## Records for this task
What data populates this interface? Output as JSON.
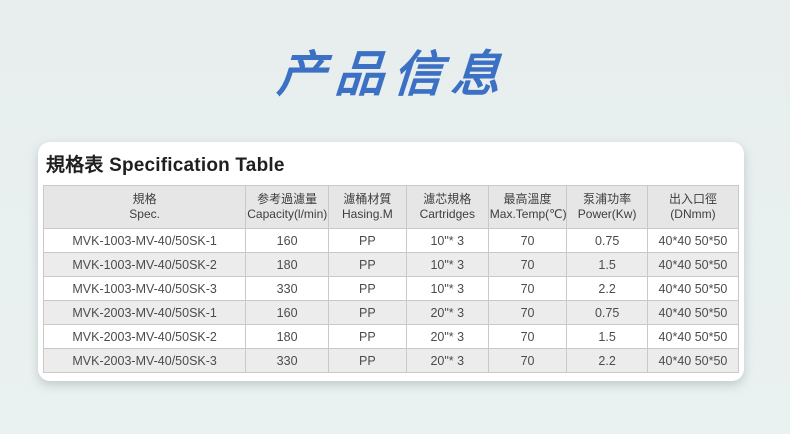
{
  "page": {
    "title": "产品信息",
    "title_color": "#3b70c4"
  },
  "card": {
    "heading": "規格表 Specification Table",
    "table": {
      "columns": [
        {
          "zh": "規格",
          "en": "Spec."
        },
        {
          "zh": "参考過濾量",
          "en": "Capacity(l/min)"
        },
        {
          "zh": "濾桶材質",
          "en": "Hasing.M"
        },
        {
          "zh": "濾芯規格",
          "en": "Cartridges"
        },
        {
          "zh": "最高溫度",
          "en": "Max.Temp(℃)"
        },
        {
          "zh": "泵浦功率",
          "en": "Power(Kw)"
        },
        {
          "zh": "出入口徑",
          "en": "(DNmm)"
        }
      ],
      "rows": [
        [
          "MVK-1003-MV-40/50SK-1",
          "160",
          "PP",
          "10\"* 3",
          "70",
          "0.75",
          "40*40 50*50"
        ],
        [
          "MVK-1003-MV-40/50SK-2",
          "180",
          "PP",
          "10\"* 3",
          "70",
          "1.5",
          "40*40 50*50"
        ],
        [
          "MVK-1003-MV-40/50SK-3",
          "330",
          "PP",
          "10\"* 3",
          "70",
          "2.2",
          "40*40 50*50"
        ],
        [
          "MVK-2003-MV-40/50SK-1",
          "160",
          "PP",
          "20\"* 3",
          "70",
          "0.75",
          "40*40 50*50"
        ],
        [
          "MVK-2003-MV-40/50SK-2",
          "180",
          "PP",
          "20\"* 3",
          "70",
          "1.5",
          "40*40 50*50"
        ],
        [
          "MVK-2003-MV-40/50SK-3",
          "330",
          "PP",
          "20\"* 3",
          "70",
          "2.2",
          "40*40 50*50"
        ]
      ]
    }
  }
}
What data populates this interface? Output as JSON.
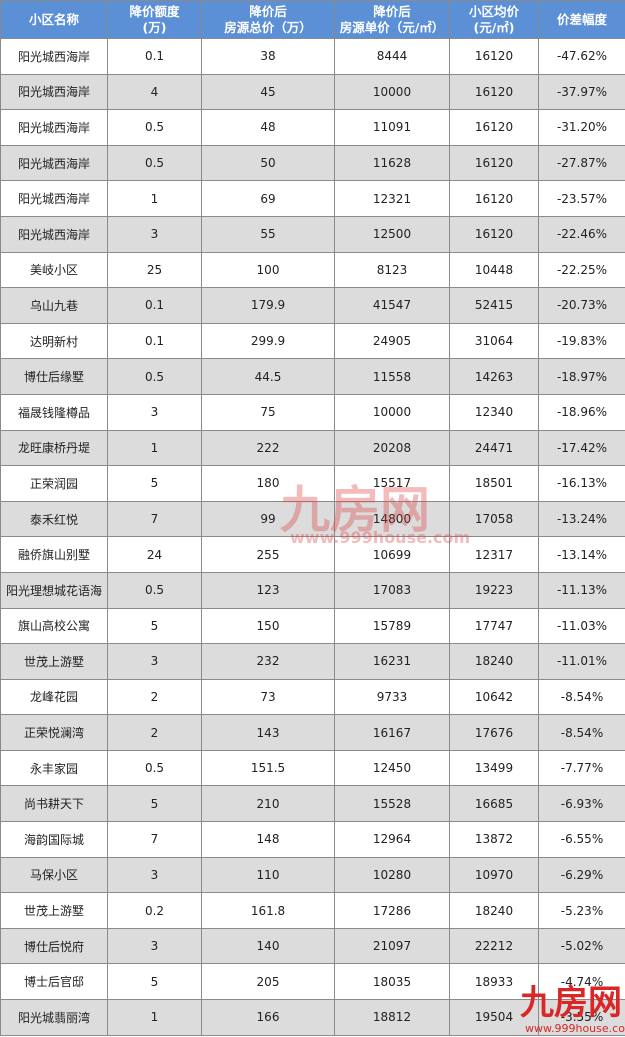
{
  "headers": [
    "小区名称",
    "降价额度\n(万)",
    "降价后\n房源总价（万）",
    "降价后\n房源单价（元/㎡）",
    "小区均价\n(元/㎡)",
    "价差幅度"
  ],
  "rows": [
    [
      "阳光城西海岸",
      "0.1",
      "38",
      "8444",
      "16120",
      "-47.62%"
    ],
    [
      "阳光城西海岸",
      "4",
      "45",
      "10000",
      "16120",
      "-37.97%"
    ],
    [
      "阳光城西海岸",
      "0.5",
      "48",
      "11091",
      "16120",
      "-31.20%"
    ],
    [
      "阳光城西海岸",
      "0.5",
      "50",
      "11628",
      "16120",
      "-27.87%"
    ],
    [
      "阳光城西海岸",
      "1",
      "69",
      "12321",
      "16120",
      "-23.57%"
    ],
    [
      "阳光城西海岸",
      "3",
      "55",
      "12500",
      "16120",
      "-22.46%"
    ],
    [
      "美岐小区",
      "25",
      "100",
      "8123",
      "10448",
      "-22.25%"
    ],
    [
      "乌山九巷",
      "0.1",
      "179.9",
      "41547",
      "52415",
      "-20.73%"
    ],
    [
      "达明新村",
      "0.1",
      "299.9",
      "24905",
      "31064",
      "-19.83%"
    ],
    [
      "博仕后缘墅",
      "0.5",
      "44.5",
      "11558",
      "14263",
      "-18.97%"
    ],
    [
      "福晟钱隆樽品",
      "3",
      "75",
      "10000",
      "12340",
      "-18.96%"
    ],
    [
      "龙旺康桥丹堤",
      "1",
      "222",
      "20208",
      "24471",
      "-17.42%"
    ],
    [
      "正荣润园",
      "5",
      "180",
      "15517",
      "18501",
      "-16.13%"
    ],
    [
      "泰禾红悦",
      "7",
      "99",
      "14800",
      "17058",
      "-13.24%"
    ],
    [
      "融侨旗山别墅",
      "24",
      "255",
      "10699",
      "12317",
      "-13.14%"
    ],
    [
      "阳光理想城花语海",
      "0.5",
      "123",
      "17083",
      "19223",
      "-11.13%"
    ],
    [
      "旗山高校公寓",
      "5",
      "150",
      "15789",
      "17747",
      "-11.03%"
    ],
    [
      "世茂上游墅",
      "3",
      "232",
      "16231",
      "18240",
      "-11.01%"
    ],
    [
      "龙峰花园",
      "2",
      "73",
      "9733",
      "10642",
      "-8.54%"
    ],
    [
      "正荣悦澜湾",
      "2",
      "143",
      "16167",
      "17676",
      "-8.54%"
    ],
    [
      "永丰家园",
      "0.5",
      "151.5",
      "12450",
      "13499",
      "-7.77%"
    ],
    [
      "尚书耕天下",
      "5",
      "210",
      "15528",
      "16685",
      "-6.93%"
    ],
    [
      "海韵国际城",
      "7",
      "148",
      "12964",
      "13872",
      "-6.55%"
    ],
    [
      "马保小区",
      "3",
      "110",
      "10280",
      "10970",
      "-6.29%"
    ],
    [
      "世茂上游墅",
      "0.2",
      "161.8",
      "17286",
      "18240",
      "-5.23%"
    ],
    [
      "博仕后悦府",
      "3",
      "140",
      "21097",
      "22212",
      "-5.02%"
    ],
    [
      "博士后官邸",
      "5",
      "205",
      "18035",
      "18933",
      "-4.74%"
    ],
    [
      "阳光城翡丽湾",
      "1",
      "166",
      "18812",
      "19504",
      "-3.55%"
    ]
  ],
  "watermark": {
    "logo": "九房网",
    "url": "www.999house.com"
  },
  "colors": {
    "header": "#5b8fd6",
    "alt_row": "#dcdcdc",
    "watermark": "#d92626"
  }
}
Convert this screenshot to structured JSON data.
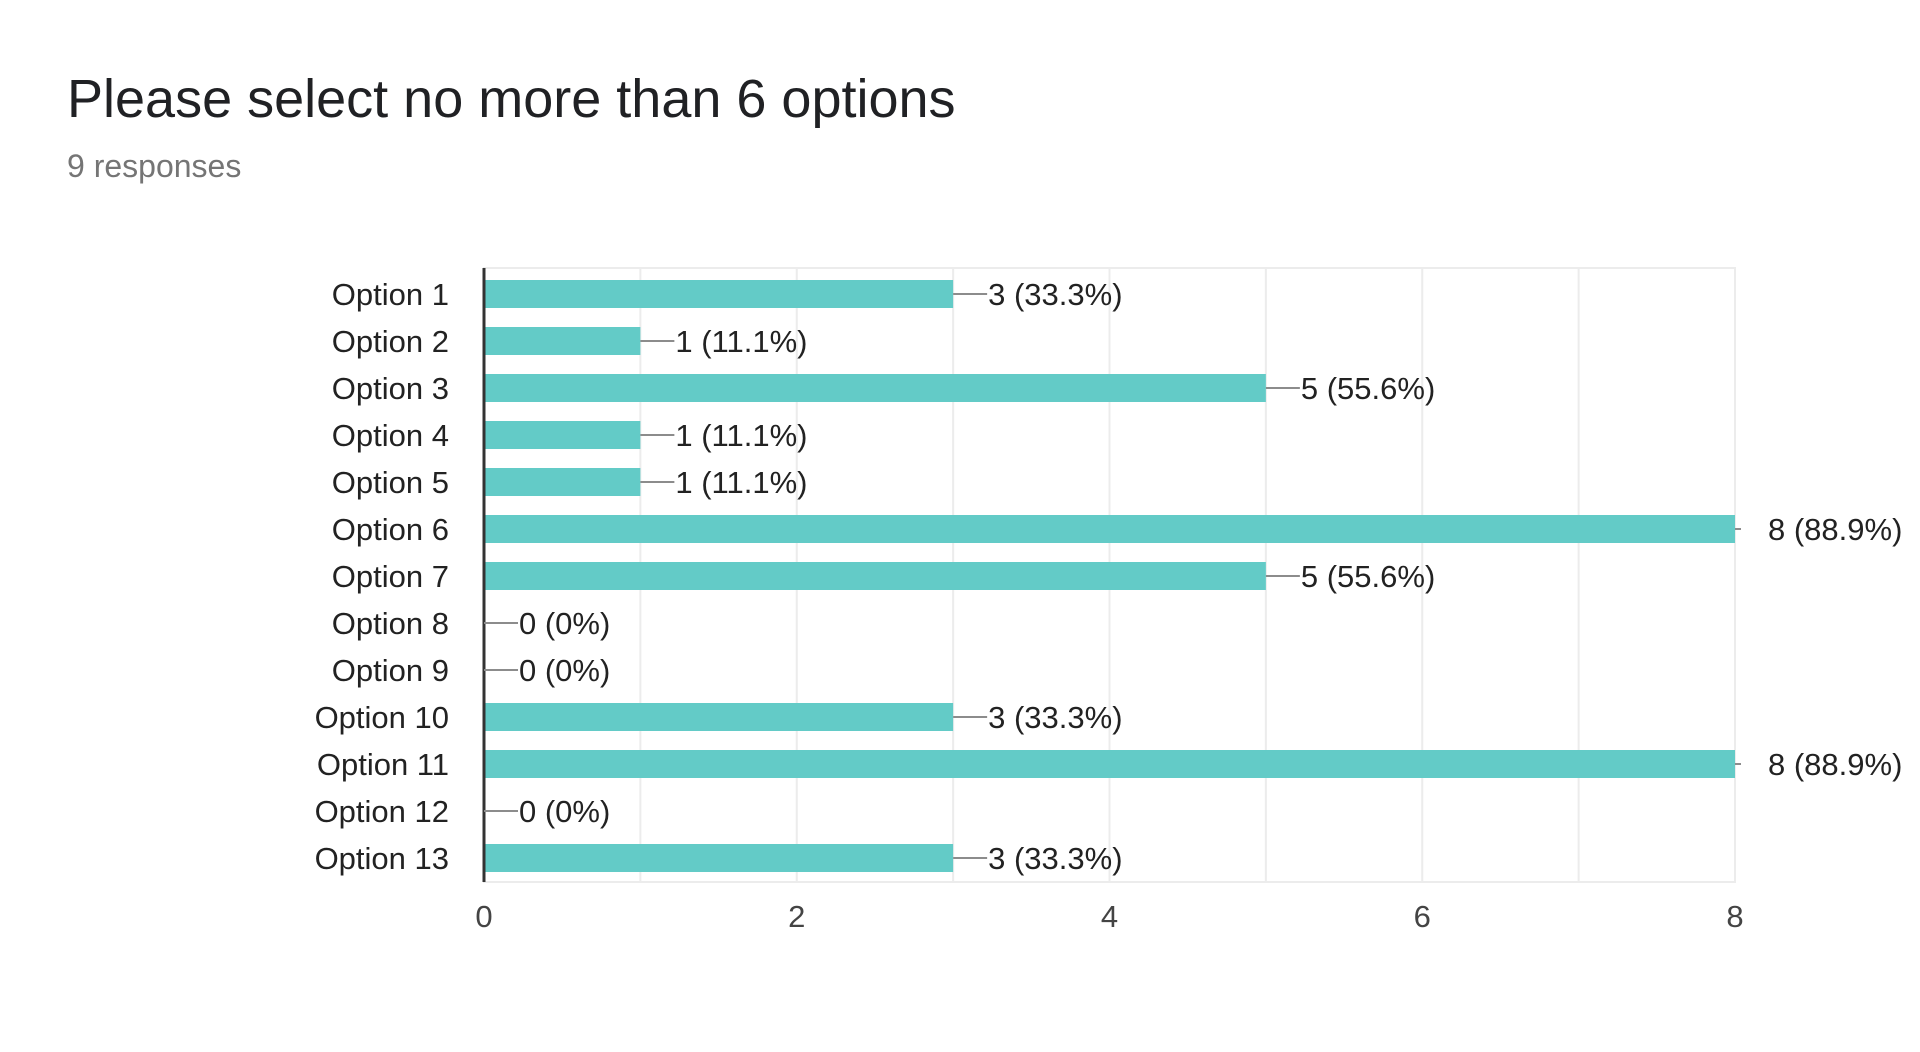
{
  "header": {
    "title": "Please select no more than 6 options",
    "subtitle": "9 responses"
  },
  "colors": {
    "bar": "#63cbc7",
    "grid": "#ececec",
    "axis": "#333333",
    "leader": "#8c8c8c",
    "text": "#222222",
    "tick_text": "#444444"
  },
  "chart_data": {
    "type": "bar",
    "orientation": "horizontal",
    "title": "Please select no more than 6 options",
    "subtitle": "9 responses",
    "categories": [
      "Option 1",
      "Option 2",
      "Option 3",
      "Option 4",
      "Option 5",
      "Option 6",
      "Option 7",
      "Option 8",
      "Option 9",
      "Option 10",
      "Option 11",
      "Option 12",
      "Option 13"
    ],
    "values": [
      3,
      1,
      5,
      1,
      1,
      8,
      5,
      0,
      0,
      3,
      8,
      0,
      3
    ],
    "data_labels": [
      "3 (33.3%)",
      "1 (11.1%)",
      "5 (55.6%)",
      "1 (11.1%)",
      "1 (11.1%)",
      "8 (88.9%)",
      "5 (55.6%)",
      "0 (0%)",
      "0 (0%)",
      "3 (33.3%)",
      "8 (88.9%)",
      "0 (0%)",
      "3 (33.3%)"
    ],
    "xlim": [
      0,
      8
    ],
    "xticks": [
      0,
      2,
      4,
      6,
      8
    ],
    "grid": true,
    "legend": "none"
  }
}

## Stated goal
Without the images, write out each line of the data verbatim.

## Correct output
What data populates this interface? Output as JSON.
{
  "page": {
    "title": "产品信息",
    "title_color": "#3b70c4"
  },
  "card": {
    "heading": "規格表 Specification Table",
    "table": {
      "columns": [
        {
          "zh": "規格",
          "en": "Spec."
        },
        {
          "zh": "参考過濾量",
          "en": "Capacity(l/min)"
        },
        {
          "zh": "濾桶材質",
          "en": "Hasing.M"
        },
        {
          "zh": "濾芯規格",
          "en": "Cartridges"
        },
        {
          "zh": "最高溫度",
          "en": "Max.Temp(℃)"
        },
        {
          "zh": "泵浦功率",
          "en": "Power(Kw)"
        },
        {
          "zh": "出入口徑",
          "en": "(DNmm)"
        }
      ],
      "rows": [
        [
          "MVK-1003-MV-40/50SK-1",
          "160",
          "PP",
          "10\"* 3",
          "70",
          "0.75",
          "40*40 50*50"
        ],
        [
          "MVK-1003-MV-40/50SK-2",
          "180",
          "PP",
          "10\"* 3",
          "70",
          "1.5",
          "40*40 50*50"
        ],
        [
          "MVK-1003-MV-40/50SK-3",
          "330",
          "PP",
          "10\"* 3",
          "70",
          "2.2",
          "40*40 50*50"
        ],
        [
          "MVK-2003-MV-40/50SK-1",
          "160",
          "PP",
          "20\"* 3",
          "70",
          "0.75",
          "40*40 50*50"
        ],
        [
          "MVK-2003-MV-40/50SK-2",
          "180",
          "PP",
          "20\"* 3",
          "70",
          "1.5",
          "40*40 50*50"
        ],
        [
          "MVK-2003-MV-40/50SK-3",
          "330",
          "PP",
          "20\"* 3",
          "70",
          "2.2",
          "40*40 50*50"
        ]
      ]
    }
  }
}
What data populates this interface? Output as JSON.
{
  "headers": [
    "小区名称",
    "降价额度\n(万)",
    "降价后\n房源总价（万）",
    "降价后\n房源单价（元/㎡）",
    "小区均价\n(元/㎡)",
    "价差幅度"
  ],
  "rows": [
    [
      "阳光城西海岸",
      "0.1",
      "38",
      "8444",
      "16120",
      "-47.62%"
    ],
    [
      "阳光城西海岸",
      "4",
      "45",
      "10000",
      "16120",
      "-37.97%"
    ],
    [
      "阳光城西海岸",
      "0.5",
      "48",
      "11091",
      "16120",
      "-31.20%"
    ],
    [
      "阳光城西海岸",
      "0.5",
      "50",
      "11628",
      "16120",
      "-27.87%"
    ],
    [
      "阳光城西海岸",
      "1",
      "69",
      "12321",
      "16120",
      "-23.57%"
    ],
    [
      "阳光城西海岸",
      "3",
      "55",
      "12500",
      "16120",
      "-22.46%"
    ],
    [
      "美岐小区",
      "25",
      "100",
      "8123",
      "10448",
      "-22.25%"
    ],
    [
      "乌山九巷",
      "0.1",
      "179.9",
      "41547",
      "52415",
      "-20.73%"
    ],
    [
      "达明新村",
      "0.1",
      "299.9",
      "24905",
      "31064",
      "-19.83%"
    ],
    [
      "博仕后缘墅",
      "0.5",
      "44.5",
      "11558",
      "14263",
      "-18.97%"
    ],
    [
      "福晟钱隆樽品",
      "3",
      "75",
      "10000",
      "12340",
      "-18.96%"
    ],
    [
      "龙旺康桥丹堤",
      "1",
      "222",
      "20208",
      "24471",
      "-17.42%"
    ],
    [
      "正荣润园",
      "5",
      "180",
      "15517",
      "18501",
      "-16.13%"
    ],
    [
      "泰禾红悦",
      "7",
      "99",
      "14800",
      "17058",
      "-13.24%"
    ],
    [
      "融侨旗山别墅",
      "24",
      "255",
      "10699",
      "12317",
      "-13.14%"
    ],
    [
      "阳光理想城花语海",
      "0.5",
      "123",
      "17083",
      "19223",
      "-11.13%"
    ],
    [
      "旗山高校公寓",
      "5",
      "150",
      "15789",
      "17747",
      "-11.03%"
    ],
    [
      "世茂上游墅",
      "3",
      "232",
      "16231",
      "18240",
      "-11.01%"
    ],
    [
      "龙峰花园",
      "2",
      "73",
      "9733",
      "10642",
      "-8.54%"
    ],
    [
      "正荣悦澜湾",
      "2",
      "143",
      "16167",
      "17676",
      "-8.54%"
    ],
    [
      "永丰家园",
      "0.5",
      "151.5",
      "12450",
      "13499",
      "-7.77%"
    ],
    [
      "尚书耕天下",
      "5",
      "210",
      "15528",
      "16685",
      "-6.93%"
    ],
    [
      "海韵国际城",
      "7",
      "148",
      "12964",
      "13872",
      "-6.55%"
    ],
    [
      "马保小区",
      "3",
      "110",
      "10280",
      "10970",
      "-6.29%"
    ],
    [
      "世茂上游墅",
      "0.2",
      "161.8",
      "17286",
      "18240",
      "-5.23%"
    ],
    [
      "博仕后悦府",
      "3",
      "140",
      "21097",
      "22212",
      "-5.02%"
    ],
    [
      "博士后官邸",
      "5",
      "205",
      "18035",
      "18933",
      "-4.74%"
    ],
    [
      "阳光城翡丽湾",
      "1",
      "166",
      "18812",
      "19504",
      "-3.55%"
    ]
  ],
  "watermark": {
    "logo": "九房网",
    "url": "www.999house.com"
  },
  "colors": {
    "header": "#5b8fd6",
    "alt_row": "#dcdcdc",
    "watermark": "#d92626"
  }
}
Convert this screenshot to structured JSON data.
{
  "header": {
    "title": "Please select no more than 6 options",
    "subtitle": "9 responses"
  },
  "colors": {
    "bar": "#63cbc7",
    "grid": "#ececec",
    "axis": "#333333",
    "leader": "#8c8c8c",
    "text": "#222222",
    "tick_text": "#444444"
  },
  "chart_data": {
    "type": "bar",
    "orientation": "horizontal",
    "title": "Please select no more than 6 options",
    "subtitle": "9 responses",
    "categories": [
      "Option 1",
      "Option 2",
      "Option 3",
      "Option 4",
      "Option 5",
      "Option 6",
      "Option 7",
      "Option 8",
      "Option 9",
      "Option 10",
      "Option 11",
      "Option 12",
      "Option 13"
    ],
    "values": [
      3,
      1,
      5,
      1,
      1,
      8,
      5,
      0,
      0,
      3,
      8,
      0,
      3
    ],
    "data_labels": [
      "3 (33.3%)",
      "1 (11.1%)",
      "5 (55.6%)",
      "1 (11.1%)",
      "1 (11.1%)",
      "8 (88.9%)",
      "5 (55.6%)",
      "0 (0%)",
      "0 (0%)",
      "3 (33.3%)",
      "8 (88.9%)",
      "0 (0%)",
      "3 (33.3%)"
    ],
    "xlim": [
      0,
      8
    ],
    "xticks": [
      0,
      2,
      4,
      6,
      8
    ],
    "grid": true,
    "legend": "none"
  }
}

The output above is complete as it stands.